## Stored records
* * * *

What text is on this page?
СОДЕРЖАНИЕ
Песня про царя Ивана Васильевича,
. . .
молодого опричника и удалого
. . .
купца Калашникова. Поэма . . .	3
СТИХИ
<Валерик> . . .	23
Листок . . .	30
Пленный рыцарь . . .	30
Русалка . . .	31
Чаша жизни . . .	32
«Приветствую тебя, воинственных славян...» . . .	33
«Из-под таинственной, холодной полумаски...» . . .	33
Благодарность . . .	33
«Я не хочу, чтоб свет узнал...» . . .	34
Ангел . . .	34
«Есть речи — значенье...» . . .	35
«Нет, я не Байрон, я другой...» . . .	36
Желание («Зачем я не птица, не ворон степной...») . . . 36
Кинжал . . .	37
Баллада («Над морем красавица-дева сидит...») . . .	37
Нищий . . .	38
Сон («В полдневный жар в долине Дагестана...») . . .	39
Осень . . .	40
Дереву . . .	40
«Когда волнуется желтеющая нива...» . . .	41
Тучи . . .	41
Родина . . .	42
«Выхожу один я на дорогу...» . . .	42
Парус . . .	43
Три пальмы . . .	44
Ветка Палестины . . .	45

* * * *

## WHAT IS BEING ASKED
Set out the complete listing exactly as shown.

## FULL SOLUTION
What text is on this page?
СОДЕРЖАНИЕ
Песня про царя Ивана Васильевича,
. . .
молодого опричника и удалого
. . .
купца Калашникова. Поэма . . .	3
СТИХИ
<Валерик> . . .	23
Листок . . .	30
Пленный рыцарь . . .	30
Русалка . . .	31
Чаша жизни . . .	32
«Приветствую тебя, воинственных славян...» . . .	33
«Из-под таинственной, холодной полумаски...» . . .	33
Благодарность . . .	33
«Я не хочу, чтоб свет узнал...» . . .	34
Ангел . . .	34
«Есть речи — значенье...» . . .	35
«Нет, я не Байрон, я другой...» . . .	36
Желание («Зачем я не птица, не ворон степной...») . . . 36
Кинжал . . .	37
Баллада («Над морем красавица-дева сидит...») . . .	37
Нищий . . .	38
Сон («В полдневный жар в долине Дагестана...») . . .	39
Осень . . .	40
Дереву . . .	40
«Когда волнуется желтеющая нива...» . . .	41
Тучи . . .	41
Родина . . .	42
«Выхожу один я на дорогу...» . . .	42
Парус . . .	43
Три пальмы . . .	44
Ветка Палестины . . .	45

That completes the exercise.